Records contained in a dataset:
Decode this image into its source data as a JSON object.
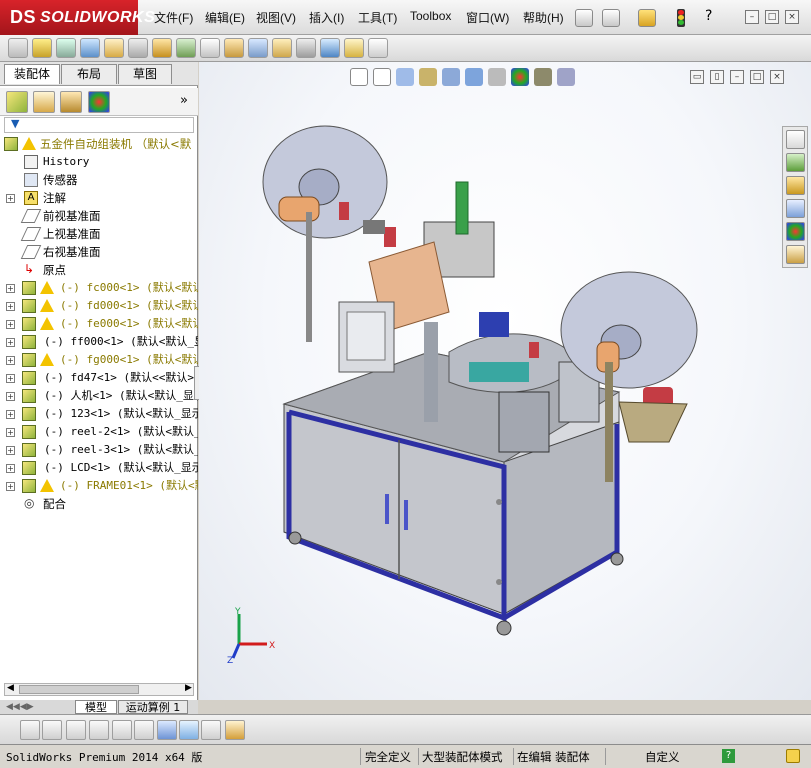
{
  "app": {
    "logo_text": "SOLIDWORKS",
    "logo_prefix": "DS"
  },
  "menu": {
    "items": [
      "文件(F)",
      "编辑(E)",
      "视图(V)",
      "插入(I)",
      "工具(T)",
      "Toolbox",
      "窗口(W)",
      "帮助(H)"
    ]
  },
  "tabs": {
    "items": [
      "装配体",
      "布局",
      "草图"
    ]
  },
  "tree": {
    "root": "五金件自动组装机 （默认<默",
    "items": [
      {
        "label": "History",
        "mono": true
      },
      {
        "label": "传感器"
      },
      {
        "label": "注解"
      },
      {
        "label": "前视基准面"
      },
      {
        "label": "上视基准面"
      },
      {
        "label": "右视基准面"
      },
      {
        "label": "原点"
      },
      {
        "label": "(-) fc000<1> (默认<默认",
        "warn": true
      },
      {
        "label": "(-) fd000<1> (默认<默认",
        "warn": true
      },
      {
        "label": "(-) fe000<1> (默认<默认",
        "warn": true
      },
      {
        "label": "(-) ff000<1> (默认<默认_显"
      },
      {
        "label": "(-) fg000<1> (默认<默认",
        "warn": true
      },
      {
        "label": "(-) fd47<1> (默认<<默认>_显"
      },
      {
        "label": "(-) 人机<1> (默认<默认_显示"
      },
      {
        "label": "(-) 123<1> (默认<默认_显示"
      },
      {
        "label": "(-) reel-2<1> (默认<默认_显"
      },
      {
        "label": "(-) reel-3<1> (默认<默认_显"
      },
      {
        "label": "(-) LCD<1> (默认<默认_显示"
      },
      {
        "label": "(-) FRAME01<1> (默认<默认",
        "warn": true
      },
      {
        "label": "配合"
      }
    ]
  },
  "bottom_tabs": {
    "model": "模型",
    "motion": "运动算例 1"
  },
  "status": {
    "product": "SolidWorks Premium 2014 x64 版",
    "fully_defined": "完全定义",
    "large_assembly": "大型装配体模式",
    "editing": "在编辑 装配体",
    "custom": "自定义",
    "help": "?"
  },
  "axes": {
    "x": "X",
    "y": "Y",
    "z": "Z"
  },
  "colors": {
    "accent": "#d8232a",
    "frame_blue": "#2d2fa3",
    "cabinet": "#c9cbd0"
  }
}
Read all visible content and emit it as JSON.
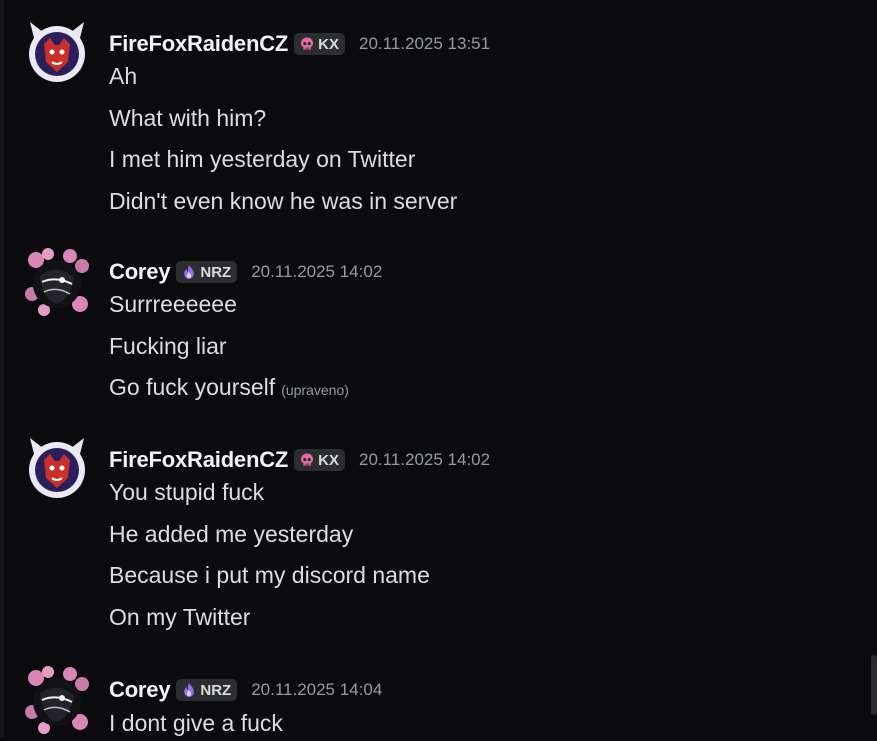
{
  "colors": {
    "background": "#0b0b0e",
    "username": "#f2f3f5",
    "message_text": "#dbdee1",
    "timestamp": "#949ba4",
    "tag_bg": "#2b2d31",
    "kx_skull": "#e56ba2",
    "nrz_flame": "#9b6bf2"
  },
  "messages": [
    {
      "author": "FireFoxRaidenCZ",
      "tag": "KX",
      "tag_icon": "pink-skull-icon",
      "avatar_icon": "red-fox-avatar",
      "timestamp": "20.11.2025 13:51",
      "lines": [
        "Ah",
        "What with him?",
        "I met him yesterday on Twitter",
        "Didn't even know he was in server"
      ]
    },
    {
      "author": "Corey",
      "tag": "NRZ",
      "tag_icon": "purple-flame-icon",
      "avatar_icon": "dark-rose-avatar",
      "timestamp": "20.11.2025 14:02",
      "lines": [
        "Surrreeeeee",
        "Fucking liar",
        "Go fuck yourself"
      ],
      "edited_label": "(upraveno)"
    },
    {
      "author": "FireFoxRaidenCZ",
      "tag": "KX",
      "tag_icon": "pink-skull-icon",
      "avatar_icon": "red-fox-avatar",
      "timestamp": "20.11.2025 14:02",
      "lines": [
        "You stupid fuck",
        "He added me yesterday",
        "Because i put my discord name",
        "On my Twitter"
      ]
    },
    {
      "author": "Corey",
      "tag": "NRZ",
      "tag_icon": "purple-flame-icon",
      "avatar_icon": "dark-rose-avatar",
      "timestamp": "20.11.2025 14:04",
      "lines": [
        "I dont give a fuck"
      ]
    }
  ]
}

*Do this*. Collect the lines of the data that carry the word "Twitter".

*Final result*.
        "I met him yesterday on Twitter",
        "On my Twitter"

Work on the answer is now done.